───── Given records
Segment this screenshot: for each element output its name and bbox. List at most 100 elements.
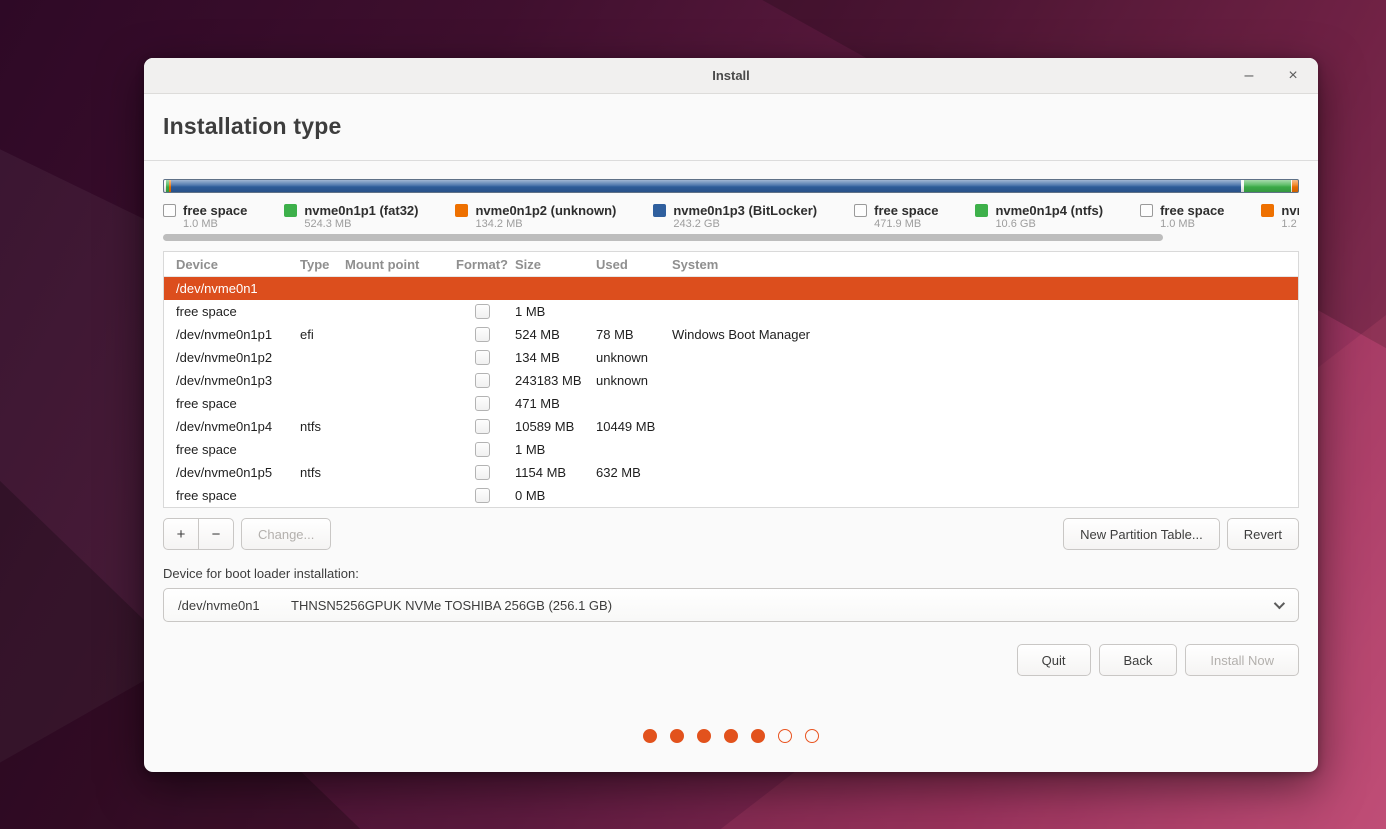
format-checkbox[interactable] [475,396,490,411]
cell-type: efi [300,327,345,342]
cell-format [449,304,515,319]
progress-dot [643,729,657,743]
cell-format [449,327,515,342]
new-partition-table-button[interactable]: New Partition Table... [1063,518,1220,550]
partition-legend: free space1.0 MBnvme0n1p1 (fat32)524.3 M… [163,203,1299,231]
format-checkbox[interactable] [475,465,490,480]
legend-item: nvme0n1p2 (unknown)134.2 MB [455,203,616,231]
titlebar[interactable]: Install – × [144,58,1318,94]
partition-color-swatch [653,204,666,217]
partition-color-swatch [854,204,867,217]
legend-partition-size: 243.2 GB [673,218,817,231]
cell-size: 1154 MB [515,465,596,480]
format-checkbox[interactable] [475,304,490,319]
progress-dot [805,729,819,743]
revert-button[interactable]: Revert [1227,518,1299,550]
cell-format [449,488,515,503]
table-header-row: DeviceTypeMount pointFormat?SizeUsedSyst… [164,252,1298,277]
cell-used: unknown [596,350,672,365]
legend-item: nvme0n1p1 (fat32)524.3 MB [284,203,418,231]
format-checkbox[interactable] [475,350,490,365]
cell-device: free space [164,304,300,319]
bootloader-device-value: /dev/nvme0n1 [178,598,291,613]
add-partition-button[interactable]: + [163,518,199,550]
cell-size: 134 MB [515,350,596,365]
partition-segment [1292,180,1298,192]
bootloader-device-description: THNSN5256GPUK NVMe TOSHIBA 256GB (256.1 … [291,598,612,613]
change-partition-button[interactable]: Change... [241,518,331,550]
cell-device: /dev/nvme0n1 [164,281,300,296]
cell-size: 1 MB [515,304,596,319]
column-header-device: Device [164,257,300,272]
table-row[interactable]: /dev/nvme0n1p1efi524 MB78 MBWindows Boot… [164,323,1298,346]
legend-text: nvme0n1p3 (BitLocker)243.2 GB [673,203,817,231]
table-row[interactable]: /dev/nvme0n1 [164,277,1298,300]
partition-segment [171,180,1241,192]
cell-device: /dev/nvme0n1p2 [164,350,300,365]
format-checkbox[interactable] [475,373,490,388]
partition-segment [1244,180,1291,192]
cell-device: /dev/nvme0n1p1 [164,327,300,342]
partition-color-swatch [1261,204,1274,217]
remove-partition-button[interactable]: − [198,518,234,550]
desktop-background: Install – × Installation type free space… [0,0,1386,829]
column-header-type: Type [300,257,345,272]
cell-format [449,396,515,411]
progress-dot [724,729,738,743]
quit-button[interactable]: Quit [1017,644,1091,676]
format-checkbox[interactable] [475,327,490,342]
cell-device: /dev/nvme0n1p4 [164,419,300,434]
column-header-format: Format? [449,257,515,272]
legend-text: nvme0n1p2 (unknown)134.2 MB [475,203,616,231]
table-row[interactable]: free space471 MB [164,392,1298,415]
cell-format [449,419,515,434]
legend-partition-size: 1.0 MB [183,218,247,231]
legend-text: nvme0n1p4 (ntfs)10.6 GB [995,203,1103,231]
cell-used: 78 MB [596,327,672,342]
column-header-system: System [672,257,1298,272]
table-row[interactable]: /dev/nvme0n1p4ntfs10589 MB10449 MB [164,415,1298,438]
legend-partition-size: 1.2 GB [1281,218,1299,231]
minimize-button[interactable]: – [1238,65,1260,87]
format-checkbox[interactable] [475,442,490,457]
table-row[interactable]: /dev/nvme0n1p2 134 MBunknown [164,346,1298,369]
close-button[interactable]: × [1282,65,1304,87]
table-row[interactable]: /dev/nvme0n1p3243183 MBunknown [164,369,1298,392]
format-checkbox[interactable] [475,488,490,503]
page-content: free space1.0 MBnvme0n1p1 (fat32)524.3 M… [144,179,1318,743]
cell-device: /dev/nvme0n1p3 [164,373,300,388]
bootloader-device-select[interactable]: /dev/nvme0n1 THNSN5256GPUK NVMe TOSHIBA … [163,588,1299,622]
legend-item: nvme0n1p4 (ntfs)10.6 GB [975,203,1103,231]
legend-text: free space1.0 MB [1160,203,1224,231]
window-title: Install [712,68,750,83]
table-row[interactable]: free space1 MB [164,438,1298,461]
legend-text: nvme0n1p51.2 GB [1281,203,1299,231]
legend-partition-size: 524.3 MB [304,218,418,231]
table-row[interactable]: /dev/nvme0n1p5ntfs1154 MB632 MB [164,461,1298,484]
back-button[interactable]: Back [1099,644,1178,676]
cell-type: ntfs [300,419,345,434]
footer-buttons: Quit Back Install Now [163,644,1299,676]
page-title: Installation type [163,113,1299,140]
legend-item: free space1.0 MB [1140,203,1224,231]
legend-text: free space471.9 MB [874,203,938,231]
legend-item: free space1.0 MB [163,203,247,231]
partition-color-swatch [975,204,988,217]
cell-device: /dev/nvme0n1p5 [164,465,300,480]
table-body: /dev/nvme0n1 free space 1 MB/dev/nvme0n1p1… [164,277,1298,507]
legend-partition-name: free space [874,203,938,218]
legend-partition-name: nvme0n1p5 [1281,203,1299,218]
format-checkbox[interactable] [475,419,490,434]
table-row[interactable]: free space0 MB [164,484,1298,507]
cell-format [449,373,515,388]
chevron-down-icon [1274,598,1285,609]
legend-scrollbar[interactable] [163,234,1299,241]
bootloader-label: Device for boot loader installation: [163,566,1299,581]
install-now-button[interactable]: Install Now [1185,644,1299,676]
partition-table: DeviceTypeMount pointFormat?SizeUsedSyst… [163,251,1299,508]
cell-size: 524 MB [515,327,596,342]
table-row[interactable]: free space 1 MB [164,300,1298,323]
cell-used: 10449 MB [596,419,672,434]
legend-partition-name: free space [183,203,247,218]
scrollbar-thumb[interactable] [163,234,1163,241]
──────────
■ Work to be completed ■
Rewrite the lines of each of the items above as a numbered list, dropping any blank lines and leaving the pictures out of the answer.

■ Task response ■
1. Segment this screenshot: for each element output its name and bbox. List at most 100 elements.
2. format-checkbox[interactable] [475,396,490,411]
3. cell-type: efi [300,327,345,342]
4. cell-format [449,304,515,319]
5. progress-dot [643,729,657,743]
6. cell-format [449,327,515,342]
7. new-partition-table-button[interactable]: New Partition Table... [1063,518,1220,550]
8. partition-legend: free space1.0 MBnvme0n1p1 (fat32)524.3 M… [163,203,1299,231]
9. format-checkbox[interactable] [475,465,490,480]
10. legend-item: nvme0n1p2 (unknown)134.2 MB [455,203,616,231]
11. titlebar[interactable]: Install – × [144,58,1318,94]
12. partition-color-swatch [653,204,666,217]
13. partition-color-swatch [854,204,867,217]
14. legend-partition-size: 243.2 GB [673,218,817,231]
15. cell-size: 1154 MB [515,465,596,480]
16. format-checkbox[interactable] [475,304,490,319]
17. progress-dot [805,729,819,743]
18. revert-button[interactable]: Revert [1227,518,1299,550]
19. cell-format [449,488,515,503]
20. table-header-row: DeviceTypeMount pointFormat?SizeUsedSyst… [164,252,1298,277]
21. cell-used: unknown [596,350,672,365]
22. legend-item: nvme0n1p1 (fat32)524.3 MB [284,203,418,231]
23. format-checkbox[interactable] [475,350,490,365]
24. cell-device: free space [164,304,300,319]
25. bootloader-device-value: /dev/nvme0n1 [178,598,291,613]
26. add-partition-button[interactable]: + [163,518,199,550]
27. cell-size: 134 MB [515,350,596,365]
28. partition-segment [1292,180,1298,192]
29. bootloader-device-description: THNSN5256GPUK NVMe TOSHIBA 256GB (256.1 … [291,598,612,613]
30. change-partition-button[interactable]: Change... [241,518,331,550]
31. cell-device: /dev/nvme0n1 [164,281,300,296]
32. cell-size: 1 MB [515,304,596,319]
33. column-header-device: Device [164,257,300,272]
34. table-row[interactable]: /dev/nvme0n1p1efi524 MB78 MBWindows Boot… [164,323,1298,346]
35. legend-text: nvme0n1p3 (BitLocker)243.2 GB [673,203,817,231]
36. table-row[interactable]: /dev/nvme0n1 [164,277,1298,300]
37. partition-segment [171,180,1241,192]
38. cell-device: /dev/nvme0n1p2 [164,350,300,365]
39. format-checkbox[interactable] [475,373,490,388]
40. partition-segment [1244,180,1291,192]
41. cell-device: /dev/nvme0n1p1 [164,327,300,342]
42. partition-color-swatch [1261,204,1274,217]
43. remove-partition-button[interactable]: − [198,518,234,550]
44. desktop-background: Install – × Installation type free space… [0,0,1386,829]
45. column-header-type: Type [300,257,345,272]
46. cell-format [449,396,515,411]
47. progress-dot [724,729,738,743]
48. quit-button[interactable]: Quit [1017,644,1091,676]
49. format-checkbox[interactable] [475,327,490,342]
50. cell-device: /dev/nvme0n1p4 [164,419,300,434]
51. column-header-format: Format? [449,257,515,272]
52. legend-text: nvme0n1p2 (unknown)134.2 MB [475,203,616,231]
53. table-row[interactable]: free space471 MB [164,392,1298,415]
54. cell-format [449,419,515,434]
55. legend-partition-size: 1.0 MB [183,218,247,231]
56. legend-text: nvme0n1p4 (ntfs)10.6 GB [995,203,1103,231]
57. cell-used: 78 MB [596,327,672,342]
58. column-header-system: System [672,257,1298,272]
59. table-row[interactable]: /dev/nvme0n1p4ntfs10589 MB10449 MB [164,415,1298,438]
60. legend-partition-size: 1.2 GB [1281,218,1299,231]
61. minimize-button[interactable]: – [1238,65,1260,87]
62. format-checkbox[interactable] [475,442,490,457]
63. table-row[interactable]: /dev/nvme0n1p2 134 MBunknown [164,346,1298,369]
64. close-button[interactable]: × [1282,65,1304,87]
65. table-row[interactable]: /dev/nvme0n1p3243183 MBunknown [164,369,1298,392]
66. format-checkbox[interactable] [475,488,490,503]
67. page-content: free space1.0 MBnvme0n1p1 (fat32)524.3 M… [144,179,1318,743]
68. cell-device: /dev/nvme0n1p3 [164,373,300,388]
69. bootloader-device-select[interactable]: /dev/nvme0n1 THNSN5256GPUK NVMe TOSHIBA … [163,588,1299,622]
70. legend-item: nvme0n1p4 (ntfs)10.6 GB [975,203,1103,231]
71. legend-text: free space1.0 MB [1160,203,1224,231]
72. window-title: Install [712,68,750,83]
73. table-row[interactable]: free space1 MB [164,438,1298,461]
74. legend-text: nvme0n1p51.2 GB [1281,203,1299,231]
75. legend-partition-size: 524.3 MB [304,218,418,231]
76. table-row[interactable]: /dev/nvme0n1p5ntfs1154 MB632 MB [164,461,1298,484]
77. back-button[interactable]: Back [1099,644,1178,676]
78. cell-type: ntfs [300,419,345,434]
79. footer-buttons: Quit Back Install Now [163,644,1299,676]
80. page-title: Installation type [163,113,1299,140]
81. legend-item: free space1.0 MB [1140,203,1224,231]
82. legend-text: free space471.9 MB [874,203,938,231]
83. legend-item: free space1.0 MB [163,203,247,231]
84. partition-color-swatch [975,204,988,217]
85. cell-device: /dev/nvme0n1p5 [164,465,300,480]
86. table-body: /dev/nvme0n1 free space 1 MB/dev/nvme0n1p1… [164,277,1298,507]
87. legend-partition-name: free space [874,203,938,218]
88. legend-partition-name: nvme0n1p5 [1281,203,1299,218]
89. format-checkbox[interactable] [475,419,490,434]
90. table-row[interactable]: free space0 MB [164,484,1298,507]
91. cell-format [449,373,515,388]
92. chevron-down-icon [1274,598,1285,609]
93. legend-scrollbar[interactable] [163,234,1299,241]
94. bootloader-label: Device for boot loader installation: [163,566,1299,581]
95. install-now-button[interactable]: Install Now [1185,644,1299,676]
96. partition-table: DeviceTypeMount pointFormat?SizeUsedSyst… [163,251,1299,508]
97. cell-size: 524 MB [515,327,596,342]
98. table-row[interactable]: free space 1 MB [164,300,1298,323]
99. cell-used: 10449 MB [596,419,672,434]
100. legend-partition-name: free space [183,203,247,218]
101. scrollbar-thumb[interactable] [163,234,1163,241]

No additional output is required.